● WHAT IS BEING ASKED
Transcribe the part of the passage below on Sir Horace Blatt's clothing between "The navy wool" and "the right side.", inclusive.

● EXTRACT

◇ ◇ ◇

Sir Horace Blatt assumes the typical apparel of a playboy yachtsman, with his blue blazer contrasted with off-white slacks and topped with a peaked cap, though he also appoints his wardrobe with a few accessories to match the volume of his gregarious personality.
The navy wool serge blazer has a double-breasted cut with its six gilt crested shank buttons arranged in two neat columns of three buttons each, echoing naval reefer jackets, with three smaller buttons decorating each cuff. The cran necker (or Parisian) lapels are characterized by their fish-mouthed notches, which Blatt always dresses with a white carnation pulled through the left lapel’s buttonhole. A gold chain hanging from behind his left lapel into his welted breast pocket suggests that he keeps his pocket watch here, buried among the folds of that jaunty bright-red pocket square with its field of white pin-dots. The double-vented blazer also has straight flapped hip pockets, supplemented with an additional flapped ticket pocket on the right side.
Even after softer attached shirt collars had become de rigueur for many men, Sir Horace maintains a natty old-fashioned decorum with his stiff detachable white club collars. He attaches these to the neckbands of his plain white cotton shirts, styled with front plackets and single cuffs fastened with round gilt links. Like double (French) cuffs, single cuffs are designed to be worn with links, though they’re typically reserved for more formal attire than a blazer and tie.

◇ ◇ ◇

● PROVIDED MATERIAL
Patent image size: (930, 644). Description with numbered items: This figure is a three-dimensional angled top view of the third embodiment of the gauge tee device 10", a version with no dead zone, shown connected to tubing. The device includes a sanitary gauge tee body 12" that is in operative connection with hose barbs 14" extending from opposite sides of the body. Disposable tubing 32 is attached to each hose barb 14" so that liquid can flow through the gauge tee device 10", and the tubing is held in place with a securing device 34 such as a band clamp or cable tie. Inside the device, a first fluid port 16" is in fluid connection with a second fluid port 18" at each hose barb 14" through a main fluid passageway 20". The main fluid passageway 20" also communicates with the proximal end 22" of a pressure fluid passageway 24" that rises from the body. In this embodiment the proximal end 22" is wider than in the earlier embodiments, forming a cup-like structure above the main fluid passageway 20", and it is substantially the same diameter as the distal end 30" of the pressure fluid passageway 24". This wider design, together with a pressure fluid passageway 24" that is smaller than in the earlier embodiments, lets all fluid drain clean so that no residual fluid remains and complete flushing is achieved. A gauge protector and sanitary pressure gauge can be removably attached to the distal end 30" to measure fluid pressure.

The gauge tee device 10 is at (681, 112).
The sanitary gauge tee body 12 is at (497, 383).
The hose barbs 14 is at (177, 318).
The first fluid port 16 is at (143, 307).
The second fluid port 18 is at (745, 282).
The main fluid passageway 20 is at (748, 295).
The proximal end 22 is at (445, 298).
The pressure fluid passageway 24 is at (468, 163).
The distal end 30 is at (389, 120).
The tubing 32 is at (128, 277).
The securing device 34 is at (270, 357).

◇ ◇ ◇

● ANSWER TO THE TASK
The navy wool serge blazer has a double-breasted cut with its six gilt crested shank buttons arranged in two neat columns of three buttons each, echoing naval reefer jackets, with three smaller buttons decorating each cuff. The cran necker (or Parisian) lapels are characterized by their fish-mouthed notches, which Blatt always dresses with a white carnation pulled through the left lapel’s buttonhole. A gold chain hanging from behind his left lapel into his welted breast pocket suggests that he keeps his pocket watch here, buried among the folds of that jaunty bright-red pocket square with its field of white pin-dots. The double-vented blazer also has straight flapped hip pockets, supplemented with an additional flapped ticket pocket on the right side.